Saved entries
'''

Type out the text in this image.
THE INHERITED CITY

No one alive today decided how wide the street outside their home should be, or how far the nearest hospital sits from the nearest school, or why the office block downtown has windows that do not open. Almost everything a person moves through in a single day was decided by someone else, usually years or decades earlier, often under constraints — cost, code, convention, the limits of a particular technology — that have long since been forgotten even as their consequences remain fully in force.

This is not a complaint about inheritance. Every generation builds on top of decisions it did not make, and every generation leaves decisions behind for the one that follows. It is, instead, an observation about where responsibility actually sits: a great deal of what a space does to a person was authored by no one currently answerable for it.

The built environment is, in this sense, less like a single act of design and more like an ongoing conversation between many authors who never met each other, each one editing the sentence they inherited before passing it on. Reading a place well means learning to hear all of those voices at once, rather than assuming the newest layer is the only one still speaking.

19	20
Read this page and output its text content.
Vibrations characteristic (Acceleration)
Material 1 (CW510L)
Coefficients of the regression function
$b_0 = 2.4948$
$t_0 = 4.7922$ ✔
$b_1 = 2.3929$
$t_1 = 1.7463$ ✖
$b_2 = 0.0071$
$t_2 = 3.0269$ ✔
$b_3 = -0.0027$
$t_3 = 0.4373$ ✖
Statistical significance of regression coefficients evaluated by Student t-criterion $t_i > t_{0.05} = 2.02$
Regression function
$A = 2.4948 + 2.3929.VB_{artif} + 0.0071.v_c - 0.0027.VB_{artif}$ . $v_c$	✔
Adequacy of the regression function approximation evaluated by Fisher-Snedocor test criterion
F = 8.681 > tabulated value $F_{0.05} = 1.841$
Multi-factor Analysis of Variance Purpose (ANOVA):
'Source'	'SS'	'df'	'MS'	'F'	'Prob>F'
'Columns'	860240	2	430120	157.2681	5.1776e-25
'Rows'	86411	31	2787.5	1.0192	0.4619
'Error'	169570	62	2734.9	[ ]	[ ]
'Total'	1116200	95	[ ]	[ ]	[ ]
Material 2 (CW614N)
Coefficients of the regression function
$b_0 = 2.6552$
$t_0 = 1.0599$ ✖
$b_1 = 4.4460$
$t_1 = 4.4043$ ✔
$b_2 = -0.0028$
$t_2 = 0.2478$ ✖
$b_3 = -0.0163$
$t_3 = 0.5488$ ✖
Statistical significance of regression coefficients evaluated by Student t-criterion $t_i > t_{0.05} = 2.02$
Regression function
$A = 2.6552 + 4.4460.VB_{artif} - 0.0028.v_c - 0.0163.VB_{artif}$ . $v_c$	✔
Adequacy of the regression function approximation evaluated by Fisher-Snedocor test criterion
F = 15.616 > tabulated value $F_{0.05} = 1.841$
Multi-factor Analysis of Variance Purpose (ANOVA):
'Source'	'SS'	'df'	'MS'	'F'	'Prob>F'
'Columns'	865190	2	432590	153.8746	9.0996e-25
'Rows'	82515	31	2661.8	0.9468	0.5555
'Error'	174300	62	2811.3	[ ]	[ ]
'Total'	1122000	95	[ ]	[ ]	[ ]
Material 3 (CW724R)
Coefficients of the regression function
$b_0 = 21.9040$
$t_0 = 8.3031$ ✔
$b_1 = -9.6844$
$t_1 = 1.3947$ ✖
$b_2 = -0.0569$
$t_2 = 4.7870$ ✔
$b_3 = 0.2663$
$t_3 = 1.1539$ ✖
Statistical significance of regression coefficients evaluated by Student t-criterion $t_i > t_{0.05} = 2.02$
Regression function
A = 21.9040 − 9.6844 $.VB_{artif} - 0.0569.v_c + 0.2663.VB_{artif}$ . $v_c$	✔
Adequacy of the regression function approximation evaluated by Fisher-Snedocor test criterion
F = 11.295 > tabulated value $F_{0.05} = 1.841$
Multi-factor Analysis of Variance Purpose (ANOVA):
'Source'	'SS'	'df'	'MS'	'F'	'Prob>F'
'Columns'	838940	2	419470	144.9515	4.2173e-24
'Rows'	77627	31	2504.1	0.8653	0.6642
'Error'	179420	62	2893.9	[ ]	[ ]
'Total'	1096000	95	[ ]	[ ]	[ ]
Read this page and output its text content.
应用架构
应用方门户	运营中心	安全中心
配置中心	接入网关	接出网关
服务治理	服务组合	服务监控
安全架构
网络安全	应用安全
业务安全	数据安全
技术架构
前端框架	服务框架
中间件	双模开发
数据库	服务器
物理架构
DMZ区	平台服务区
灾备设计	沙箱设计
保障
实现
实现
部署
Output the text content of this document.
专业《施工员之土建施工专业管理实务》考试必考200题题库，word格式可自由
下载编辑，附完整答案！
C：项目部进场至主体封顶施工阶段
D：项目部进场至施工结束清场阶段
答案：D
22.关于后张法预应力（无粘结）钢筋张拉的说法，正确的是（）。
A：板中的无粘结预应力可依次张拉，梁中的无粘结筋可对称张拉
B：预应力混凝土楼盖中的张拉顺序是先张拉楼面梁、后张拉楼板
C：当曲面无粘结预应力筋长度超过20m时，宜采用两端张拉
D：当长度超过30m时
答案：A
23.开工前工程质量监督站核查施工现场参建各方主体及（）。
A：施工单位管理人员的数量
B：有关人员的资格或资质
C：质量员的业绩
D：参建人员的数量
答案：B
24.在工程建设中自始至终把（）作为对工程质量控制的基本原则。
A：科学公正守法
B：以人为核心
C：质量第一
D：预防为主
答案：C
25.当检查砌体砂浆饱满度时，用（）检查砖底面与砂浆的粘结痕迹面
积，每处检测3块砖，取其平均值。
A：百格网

'''

■ To do
Retype the entries one by one, exactly.

■ Written response
Type out the text in this image.
THE INHERITED CITY

No one alive today decided how wide the street outside their home should be, or how far the nearest hospital sits from the nearest school, or why the office block downtown has windows that do not open. Almost everything a person moves through in a single day was decided by someone else, usually years or decades earlier, often under constraints — cost, code, convention, the limits of a particular technology — that have long since been forgotten even as their consequences remain fully in force.

This is not a complaint about inheritance. Every generation builds on top of decisions it did not make, and every generation leaves decisions behind for the one that follows. It is, instead, an observation about where responsibility actually sits: a great deal of what a space does to a person was authored by no one currently answerable for it.

The built environment is, in this sense, less like a single act of design and more like an ongoing conversation between many authors who never met each other, each one editing the sentence they inherited before passing it on. Reading a place well means learning to hear all of those voices at once, rather than assuming the newest layer is the only one still speaking.

19	20
Read this page and output its text content.
Vibrations characteristic (Acceleration)
Material 1 (CW510L)
Coefficients of the regression function
$b_0 = 2.4948$
$t_0 = 4.7922$ ✔
$b_1 = 2.3929$
$t_1 = 1.7463$ ✖
$b_2 = 0.0071$
$t_2 = 3.0269$ ✔
$b_3 = -0.0027$
$t_3 = 0.4373$ ✖
Statistical significance of regression coefficients evaluated by Student t-criterion $t_i > t_{0.05} = 2.02$
Regression function
$A = 2.4948 + 2.3929.VB_{artif} + 0.0071.v_c - 0.0027.VB_{artif}$ . $v_c$	✔
Adequacy of the regression function approximation evaluated by Fisher-Snedocor test criterion
F = 8.681 > tabulated value $F_{0.05} = 1.841$
Multi-factor Analysis of Variance Purpose (ANOVA):
'Source'	'SS'	'df'	'MS'	'F'	'Prob>F'
'Columns'	860240	2	430120	157.2681	5.1776e-25
'Rows'	86411	31	2787.5	1.0192	0.4619
'Error'	169570	62	2734.9	[ ]	[ ]
'Total'	1116200	95	[ ]	[ ]	[ ]
Material 2 (CW614N)
Coefficients of the regression function
$b_0 = 2.6552$
$t_0 = 1.0599$ ✖
$b_1 = 4.4460$
$t_1 = 4.4043$ ✔
$b_2 = -0.0028$
$t_2 = 0.2478$ ✖
$b_3 = -0.0163$
$t_3 = 0.5488$ ✖
Statistical significance of regression coefficients evaluated by Student t-criterion $t_i > t_{0.05} = 2.02$
Regression function
$A = 2.6552 + 4.4460.VB_{artif} - 0.0028.v_c - 0.0163.VB_{artif}$ . $v_c$	✔
Adequacy of the regression function approximation evaluated by Fisher-Snedocor test criterion
F = 15.616 > tabulated value $F_{0.05} = 1.841$
Multi-factor Analysis of Variance Purpose (ANOVA):
'Source'	'SS'	'df'	'MS'	'F'	'Prob>F'
'Columns'	865190	2	432590	153.8746	9.0996e-25
'Rows'	82515	31	2661.8	0.9468	0.5555
'Error'	174300	62	2811.3	[ ]	[ ]
'Total'	1122000	95	[ ]	[ ]	[ ]
Material 3 (CW724R)
Coefficients of the regression function
$b_0 = 21.9040$
$t_0 = 8.3031$ ✔
$b_1 = -9.6844$
$t_1 = 1.3947$ ✖
$b_2 = -0.0569$
$t_2 = 4.7870$ ✔
$b_3 = 0.2663$
$t_3 = 1.1539$ ✖
Statistical significance of regression coefficients evaluated by Student t-criterion $t_i > t_{0.05} = 2.02$
Regression function
A = 21.9040 − 9.6844 $.VB_{artif} - 0.0569.v_c + 0.2663.VB_{artif}$ . $v_c$	✔
Adequacy of the regression function approximation evaluated by Fisher-Snedocor test criterion
F = 11.295 > tabulated value $F_{0.05} = 1.841$
Multi-factor Analysis of Variance Purpose (ANOVA):
'Source'	'SS'	'df'	'MS'	'F'	'Prob>F'
'Columns'	838940	2	419470	144.9515	4.2173e-24
'Rows'	77627	31	2504.1	0.8653	0.6642
'Error'	179420	62	2893.9	[ ]	[ ]
'Total'	1096000	95	[ ]	[ ]	[ ]
Read this page and output its text content.
应用架构
应用方门户	运营中心	安全中心
配置中心	接入网关	接出网关
服务治理	服务组合	服务监控
安全架构
网络安全	应用安全
业务安全	数据安全
技术架构
前端框架	服务框架
中间件	双模开发
数据库	服务器
物理架构
DMZ区	平台服务区
灾备设计	沙箱设计
保障
实现
实现
部署
Output the text content of this document.
专业《施工员之土建施工专业管理实务》考试必考200题题库，word格式可自由
下载编辑，附完整答案！
C：项目部进场至主体封顶施工阶段
D：项目部进场至施工结束清场阶段
答案：D
22.关于后张法预应力（无粘结）钢筋张拉的说法，正确的是（）。
A：板中的无粘结预应力可依次张拉，梁中的无粘结筋可对称张拉
B：预应力混凝土楼盖中的张拉顺序是先张拉楼面梁、后张拉楼板
C：当曲面无粘结预应力筋长度超过20m时，宜采用两端张拉
D：当长度超过30m时
答案：A
23.开工前工程质量监督站核查施工现场参建各方主体及（）。
A：施工单位管理人员的数量
B：有关人员的资格或资质
C：质量员的业绩
D：参建人员的数量
答案：B
24.在工程建设中自始至终把（）作为对工程质量控制的基本原则。
A：科学公正守法
B：以人为核心
C：质量第一
D：预防为主
答案：C
25.当检查砌体砂浆饱满度时，用（）检查砖底面与砂浆的粘结痕迹面
积，每处检测3块砖，取其平均值。
A：百格网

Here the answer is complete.